Direction
How many of the lines below include "JSON"? Give the number and no other words.

Data supplied
▬▬▬▬▬▬
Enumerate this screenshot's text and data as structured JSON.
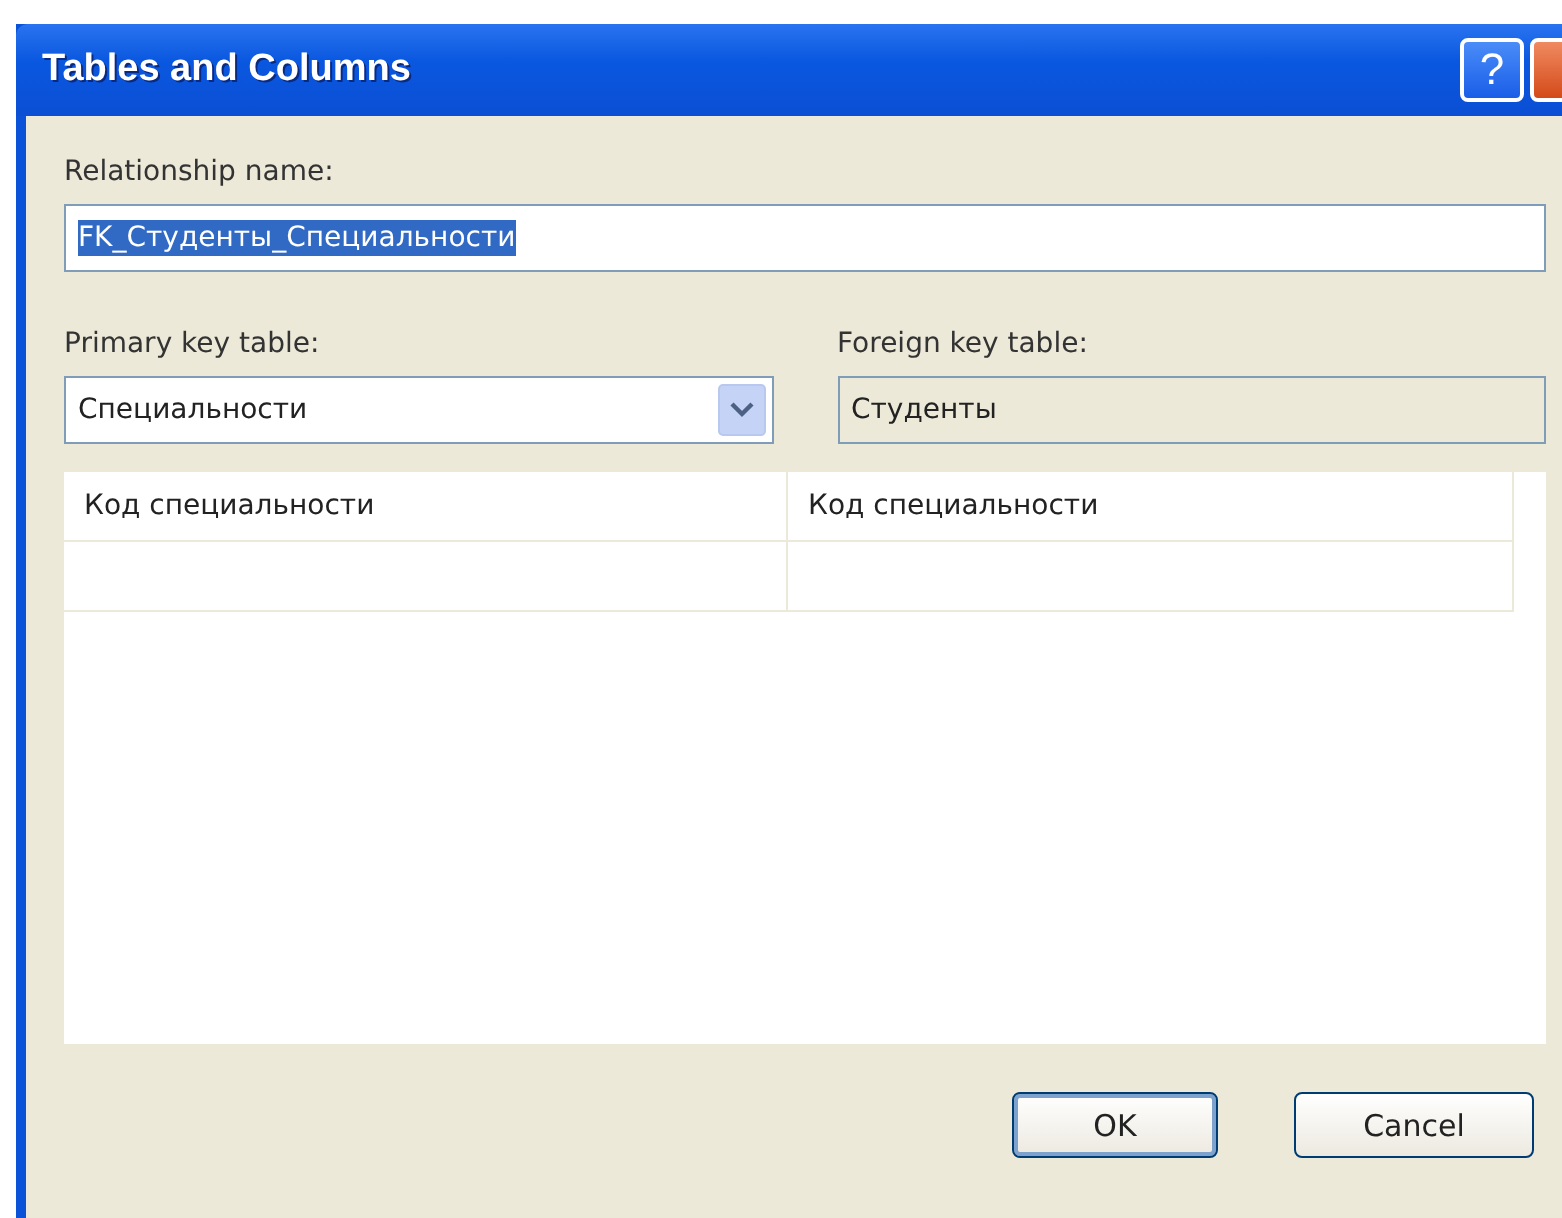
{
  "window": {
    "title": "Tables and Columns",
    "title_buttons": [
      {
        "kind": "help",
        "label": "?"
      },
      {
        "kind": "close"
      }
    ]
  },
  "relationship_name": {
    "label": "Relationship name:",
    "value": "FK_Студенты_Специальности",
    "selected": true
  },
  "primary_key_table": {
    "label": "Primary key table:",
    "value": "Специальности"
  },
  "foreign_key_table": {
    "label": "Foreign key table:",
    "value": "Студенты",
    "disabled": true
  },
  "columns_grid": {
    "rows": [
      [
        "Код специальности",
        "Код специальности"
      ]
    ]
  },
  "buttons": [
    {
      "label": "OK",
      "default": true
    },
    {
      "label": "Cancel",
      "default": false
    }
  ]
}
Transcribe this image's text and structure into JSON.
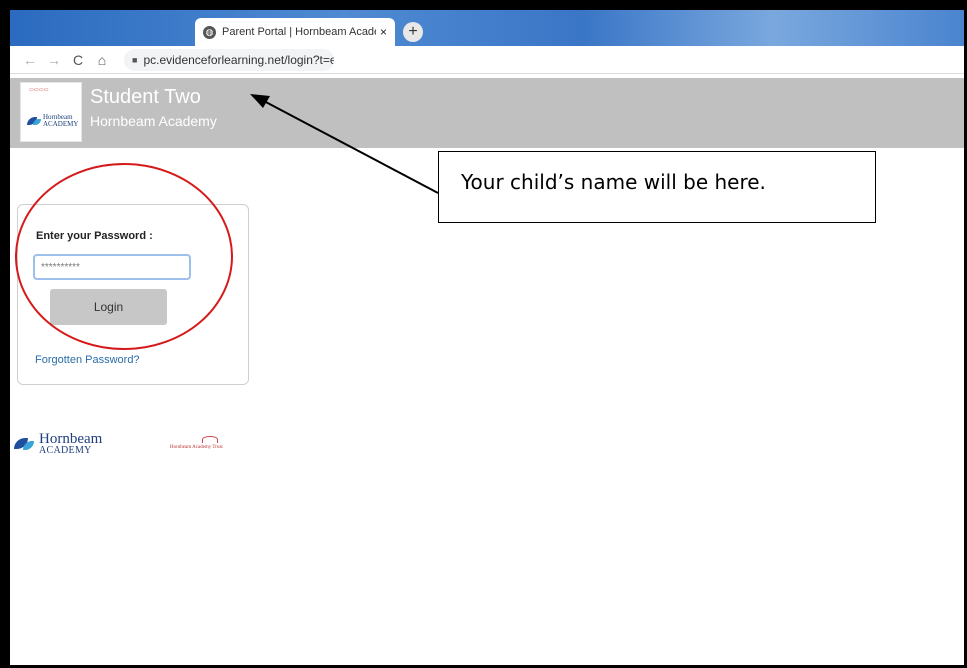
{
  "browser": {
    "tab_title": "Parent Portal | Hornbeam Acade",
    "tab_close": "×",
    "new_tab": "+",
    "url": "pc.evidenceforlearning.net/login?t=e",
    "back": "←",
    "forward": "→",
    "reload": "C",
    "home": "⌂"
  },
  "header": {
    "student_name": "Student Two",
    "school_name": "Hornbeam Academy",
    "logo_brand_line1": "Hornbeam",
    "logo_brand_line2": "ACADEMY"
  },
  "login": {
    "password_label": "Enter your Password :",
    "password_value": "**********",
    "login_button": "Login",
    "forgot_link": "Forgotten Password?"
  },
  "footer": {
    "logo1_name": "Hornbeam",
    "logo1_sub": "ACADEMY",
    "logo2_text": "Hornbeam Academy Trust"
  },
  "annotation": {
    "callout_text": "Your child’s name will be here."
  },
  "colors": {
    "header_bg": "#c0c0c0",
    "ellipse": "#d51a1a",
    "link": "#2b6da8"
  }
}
▬▬▬▬▬▬
Correct response
2